▸ **Written exercise**
From the data that follows, copy every line holding the string "initials".

#### Records provided ####

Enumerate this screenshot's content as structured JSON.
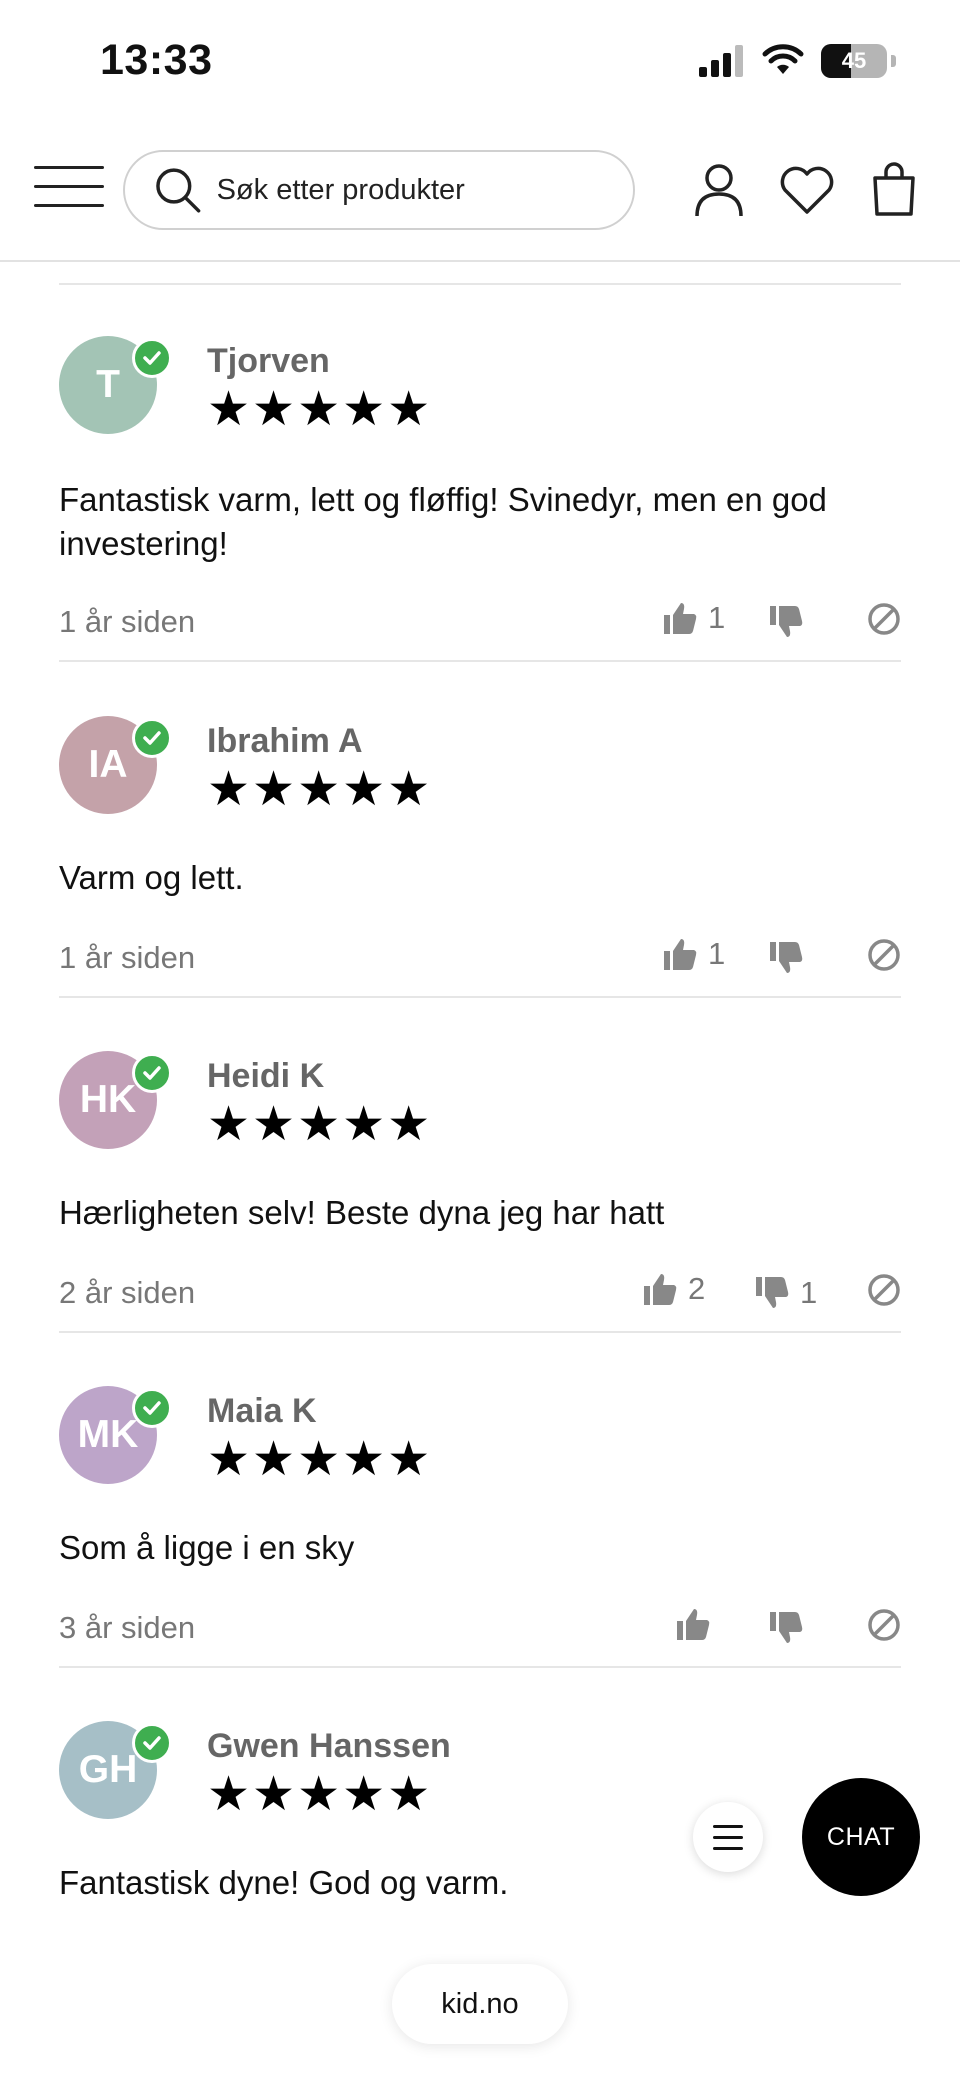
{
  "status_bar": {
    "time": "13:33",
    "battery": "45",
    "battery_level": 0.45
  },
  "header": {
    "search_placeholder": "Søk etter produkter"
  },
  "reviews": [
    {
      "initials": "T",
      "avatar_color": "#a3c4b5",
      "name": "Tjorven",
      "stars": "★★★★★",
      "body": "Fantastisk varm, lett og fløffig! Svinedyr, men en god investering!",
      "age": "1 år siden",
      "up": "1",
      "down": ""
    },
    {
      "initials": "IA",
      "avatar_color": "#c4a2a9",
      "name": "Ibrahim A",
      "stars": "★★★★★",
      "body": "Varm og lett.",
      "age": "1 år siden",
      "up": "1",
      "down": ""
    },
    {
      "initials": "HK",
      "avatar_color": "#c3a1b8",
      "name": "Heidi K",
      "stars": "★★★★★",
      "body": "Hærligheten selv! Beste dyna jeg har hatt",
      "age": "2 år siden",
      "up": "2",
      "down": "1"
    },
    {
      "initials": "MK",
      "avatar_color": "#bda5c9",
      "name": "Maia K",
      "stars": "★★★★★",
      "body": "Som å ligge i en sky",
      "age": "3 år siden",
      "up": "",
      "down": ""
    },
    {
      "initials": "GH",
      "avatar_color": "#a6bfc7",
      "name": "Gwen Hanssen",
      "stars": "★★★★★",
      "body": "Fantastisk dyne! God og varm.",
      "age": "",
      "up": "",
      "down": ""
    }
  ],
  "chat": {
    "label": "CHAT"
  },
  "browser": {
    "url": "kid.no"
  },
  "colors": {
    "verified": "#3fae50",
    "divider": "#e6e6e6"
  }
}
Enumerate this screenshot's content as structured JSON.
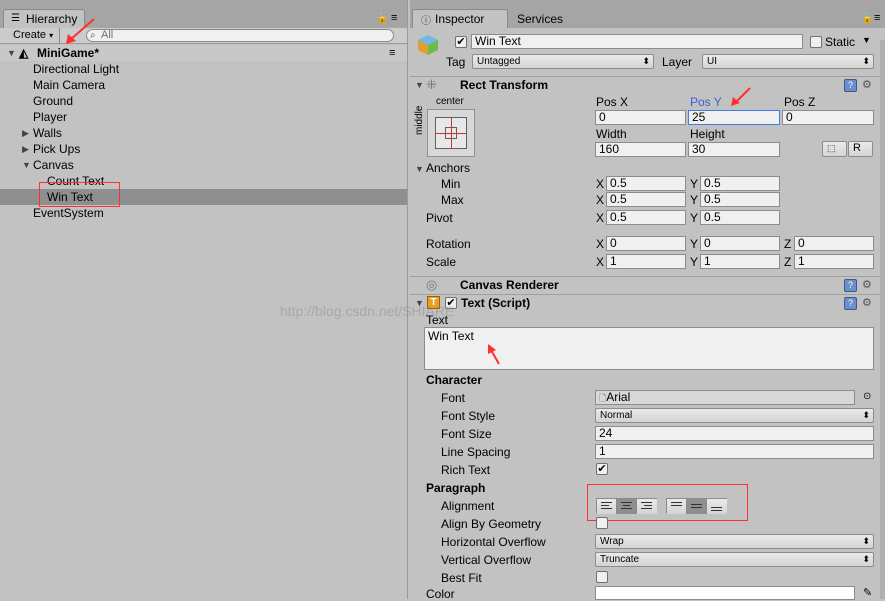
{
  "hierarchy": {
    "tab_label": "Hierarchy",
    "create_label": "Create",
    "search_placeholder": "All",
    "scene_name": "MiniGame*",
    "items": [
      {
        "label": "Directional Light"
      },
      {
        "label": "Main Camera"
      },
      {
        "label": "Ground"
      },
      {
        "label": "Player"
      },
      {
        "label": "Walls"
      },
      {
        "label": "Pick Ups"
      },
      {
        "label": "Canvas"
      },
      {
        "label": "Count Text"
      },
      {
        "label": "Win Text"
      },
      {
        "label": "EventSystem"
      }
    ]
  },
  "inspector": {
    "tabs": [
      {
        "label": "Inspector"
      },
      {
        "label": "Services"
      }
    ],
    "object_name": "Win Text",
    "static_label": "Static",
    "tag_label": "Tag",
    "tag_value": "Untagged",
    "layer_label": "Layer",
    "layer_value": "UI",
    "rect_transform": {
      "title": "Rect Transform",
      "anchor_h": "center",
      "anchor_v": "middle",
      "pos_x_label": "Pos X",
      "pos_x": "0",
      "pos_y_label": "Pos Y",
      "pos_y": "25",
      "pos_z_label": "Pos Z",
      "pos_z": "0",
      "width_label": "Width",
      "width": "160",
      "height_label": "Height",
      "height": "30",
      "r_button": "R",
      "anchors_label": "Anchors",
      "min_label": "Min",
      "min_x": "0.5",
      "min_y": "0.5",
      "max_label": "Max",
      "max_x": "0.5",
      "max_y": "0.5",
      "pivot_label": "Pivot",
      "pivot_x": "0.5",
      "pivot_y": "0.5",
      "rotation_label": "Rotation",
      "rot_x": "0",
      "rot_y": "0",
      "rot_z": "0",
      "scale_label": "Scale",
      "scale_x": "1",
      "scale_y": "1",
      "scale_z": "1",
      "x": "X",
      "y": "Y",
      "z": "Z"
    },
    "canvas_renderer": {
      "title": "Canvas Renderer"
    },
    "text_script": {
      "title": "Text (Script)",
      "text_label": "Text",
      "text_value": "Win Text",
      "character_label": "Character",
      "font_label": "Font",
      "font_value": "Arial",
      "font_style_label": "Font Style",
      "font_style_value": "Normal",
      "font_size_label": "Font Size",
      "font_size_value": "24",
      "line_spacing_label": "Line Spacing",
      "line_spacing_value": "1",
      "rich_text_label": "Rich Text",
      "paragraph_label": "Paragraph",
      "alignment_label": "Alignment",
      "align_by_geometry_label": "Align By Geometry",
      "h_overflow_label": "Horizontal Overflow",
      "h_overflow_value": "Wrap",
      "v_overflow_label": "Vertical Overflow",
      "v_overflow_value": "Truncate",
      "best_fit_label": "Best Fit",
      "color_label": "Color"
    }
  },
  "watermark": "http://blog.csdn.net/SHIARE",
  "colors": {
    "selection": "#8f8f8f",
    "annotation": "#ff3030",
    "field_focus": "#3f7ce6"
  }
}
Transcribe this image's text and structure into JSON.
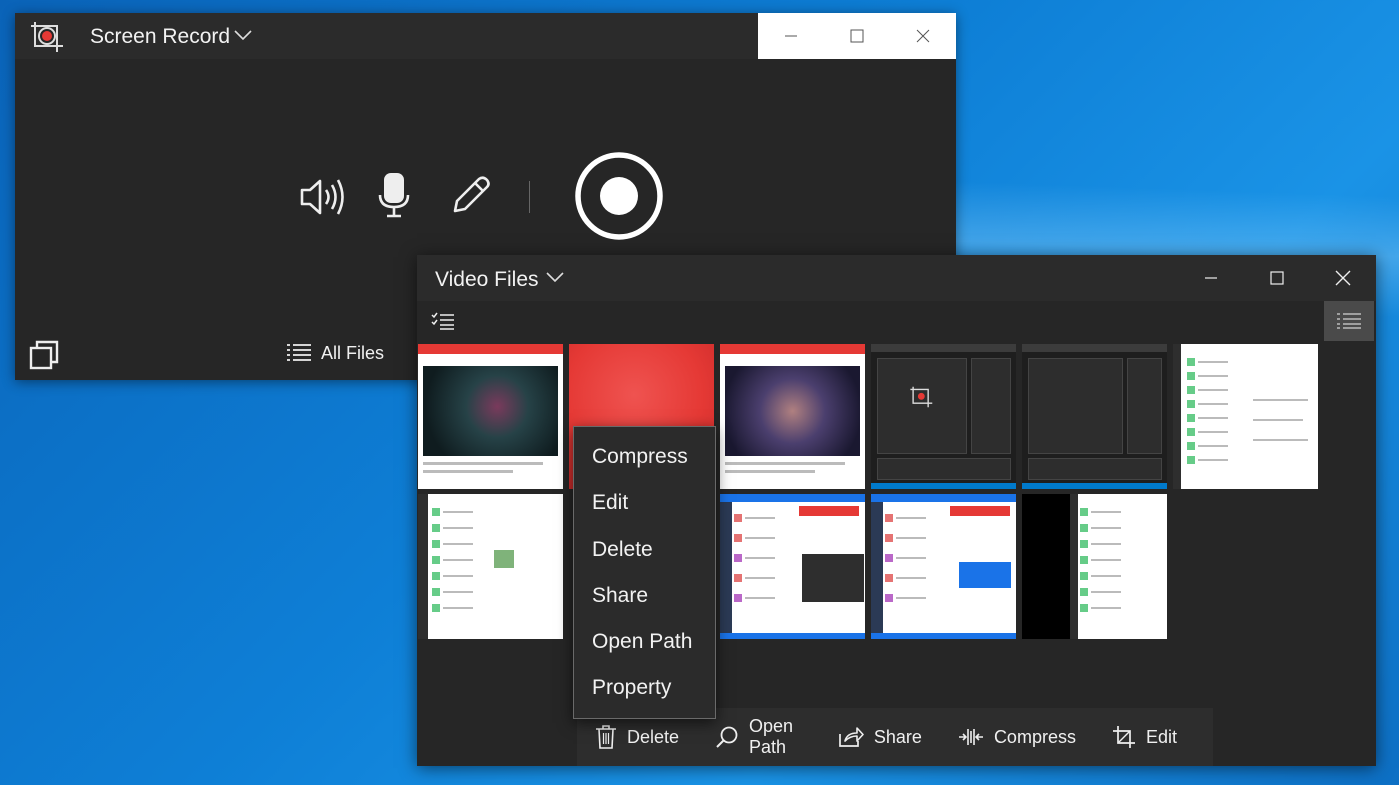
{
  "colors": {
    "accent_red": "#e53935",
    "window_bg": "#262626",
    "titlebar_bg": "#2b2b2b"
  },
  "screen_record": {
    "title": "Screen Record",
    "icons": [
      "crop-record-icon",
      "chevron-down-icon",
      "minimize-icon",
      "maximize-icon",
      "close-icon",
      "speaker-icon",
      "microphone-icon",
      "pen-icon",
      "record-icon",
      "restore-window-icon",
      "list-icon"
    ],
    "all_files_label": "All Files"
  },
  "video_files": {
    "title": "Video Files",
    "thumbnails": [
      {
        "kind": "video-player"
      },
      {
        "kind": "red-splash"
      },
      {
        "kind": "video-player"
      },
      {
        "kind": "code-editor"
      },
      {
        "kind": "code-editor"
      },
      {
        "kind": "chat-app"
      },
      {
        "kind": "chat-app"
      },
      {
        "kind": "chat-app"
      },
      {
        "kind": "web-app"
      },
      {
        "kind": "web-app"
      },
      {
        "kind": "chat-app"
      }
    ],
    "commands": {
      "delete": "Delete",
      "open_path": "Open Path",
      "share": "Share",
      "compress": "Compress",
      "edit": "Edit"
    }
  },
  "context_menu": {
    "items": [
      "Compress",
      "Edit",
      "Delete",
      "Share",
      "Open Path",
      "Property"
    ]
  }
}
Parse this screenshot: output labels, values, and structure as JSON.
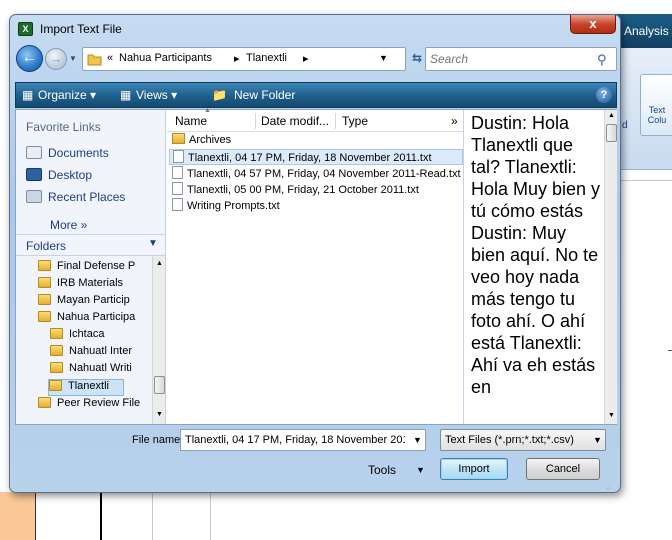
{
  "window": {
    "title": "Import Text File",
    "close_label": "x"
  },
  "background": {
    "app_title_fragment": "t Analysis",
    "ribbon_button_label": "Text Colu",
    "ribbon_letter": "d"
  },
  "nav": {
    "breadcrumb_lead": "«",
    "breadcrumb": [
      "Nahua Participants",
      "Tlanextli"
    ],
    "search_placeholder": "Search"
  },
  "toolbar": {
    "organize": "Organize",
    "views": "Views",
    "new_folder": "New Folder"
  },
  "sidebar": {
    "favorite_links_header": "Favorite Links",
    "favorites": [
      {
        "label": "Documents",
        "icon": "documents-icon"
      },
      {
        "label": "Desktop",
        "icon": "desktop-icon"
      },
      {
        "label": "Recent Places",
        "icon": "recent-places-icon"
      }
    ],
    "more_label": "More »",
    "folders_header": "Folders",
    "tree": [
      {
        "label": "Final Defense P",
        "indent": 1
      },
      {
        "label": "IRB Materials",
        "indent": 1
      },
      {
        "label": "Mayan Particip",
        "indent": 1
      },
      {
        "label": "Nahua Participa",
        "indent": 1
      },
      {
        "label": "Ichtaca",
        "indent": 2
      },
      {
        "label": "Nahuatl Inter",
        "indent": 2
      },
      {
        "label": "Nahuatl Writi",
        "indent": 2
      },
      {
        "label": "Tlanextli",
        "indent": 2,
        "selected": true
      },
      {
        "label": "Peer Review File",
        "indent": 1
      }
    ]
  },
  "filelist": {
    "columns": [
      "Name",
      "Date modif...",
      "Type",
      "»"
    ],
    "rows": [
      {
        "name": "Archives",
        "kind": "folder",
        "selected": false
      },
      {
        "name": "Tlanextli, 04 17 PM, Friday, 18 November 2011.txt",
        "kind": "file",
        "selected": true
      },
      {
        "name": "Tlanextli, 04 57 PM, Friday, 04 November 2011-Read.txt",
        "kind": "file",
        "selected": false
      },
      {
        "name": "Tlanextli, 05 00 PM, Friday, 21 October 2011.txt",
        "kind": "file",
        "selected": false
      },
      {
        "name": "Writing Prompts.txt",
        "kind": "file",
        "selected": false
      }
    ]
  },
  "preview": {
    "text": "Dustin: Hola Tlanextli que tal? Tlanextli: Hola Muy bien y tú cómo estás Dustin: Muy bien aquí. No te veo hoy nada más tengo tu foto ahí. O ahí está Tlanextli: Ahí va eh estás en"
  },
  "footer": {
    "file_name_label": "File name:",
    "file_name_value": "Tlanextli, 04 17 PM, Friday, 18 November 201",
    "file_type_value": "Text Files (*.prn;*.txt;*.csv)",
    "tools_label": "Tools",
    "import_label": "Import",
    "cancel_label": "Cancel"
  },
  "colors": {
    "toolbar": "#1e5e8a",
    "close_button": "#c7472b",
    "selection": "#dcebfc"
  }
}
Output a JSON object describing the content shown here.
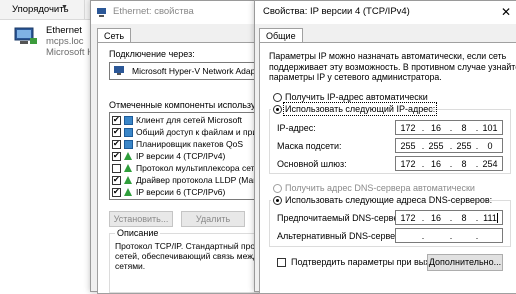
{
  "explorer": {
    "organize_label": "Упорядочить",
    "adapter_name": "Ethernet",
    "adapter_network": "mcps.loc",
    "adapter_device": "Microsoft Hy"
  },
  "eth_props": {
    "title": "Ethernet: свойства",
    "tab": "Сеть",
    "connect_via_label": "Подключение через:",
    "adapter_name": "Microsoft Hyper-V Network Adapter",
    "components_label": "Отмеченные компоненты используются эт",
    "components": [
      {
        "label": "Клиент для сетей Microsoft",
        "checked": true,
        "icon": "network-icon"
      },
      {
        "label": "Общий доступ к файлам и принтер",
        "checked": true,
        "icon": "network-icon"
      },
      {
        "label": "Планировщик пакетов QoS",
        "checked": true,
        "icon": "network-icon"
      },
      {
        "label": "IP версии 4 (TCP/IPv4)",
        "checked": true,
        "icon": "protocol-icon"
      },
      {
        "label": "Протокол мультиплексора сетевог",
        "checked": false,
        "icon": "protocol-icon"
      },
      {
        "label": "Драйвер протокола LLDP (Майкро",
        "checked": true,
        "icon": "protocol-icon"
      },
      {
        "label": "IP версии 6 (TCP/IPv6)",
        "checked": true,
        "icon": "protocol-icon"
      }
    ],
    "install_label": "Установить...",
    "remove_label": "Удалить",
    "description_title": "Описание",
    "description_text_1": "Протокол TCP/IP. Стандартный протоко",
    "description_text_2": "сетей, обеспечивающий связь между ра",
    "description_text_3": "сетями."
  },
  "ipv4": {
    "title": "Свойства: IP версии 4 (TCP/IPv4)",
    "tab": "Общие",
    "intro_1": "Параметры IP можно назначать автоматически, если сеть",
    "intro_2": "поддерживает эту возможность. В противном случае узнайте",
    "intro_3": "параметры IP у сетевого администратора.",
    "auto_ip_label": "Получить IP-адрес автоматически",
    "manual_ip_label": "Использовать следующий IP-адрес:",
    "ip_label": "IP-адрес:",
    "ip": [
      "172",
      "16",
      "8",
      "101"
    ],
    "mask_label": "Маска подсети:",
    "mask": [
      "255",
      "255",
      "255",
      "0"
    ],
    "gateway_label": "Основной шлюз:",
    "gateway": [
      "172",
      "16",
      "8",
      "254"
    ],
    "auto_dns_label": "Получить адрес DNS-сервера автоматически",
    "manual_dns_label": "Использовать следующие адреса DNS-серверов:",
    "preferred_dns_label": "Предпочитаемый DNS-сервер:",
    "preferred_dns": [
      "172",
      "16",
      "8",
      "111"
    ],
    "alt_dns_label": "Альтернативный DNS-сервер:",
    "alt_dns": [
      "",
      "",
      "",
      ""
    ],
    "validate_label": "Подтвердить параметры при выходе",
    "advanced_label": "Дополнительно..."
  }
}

####

▸ **Solution for this task**
      "initials": "T",
      "initials": "IA",
      "initials": "HK",
      "initials": "MK",
      "initials": "GH",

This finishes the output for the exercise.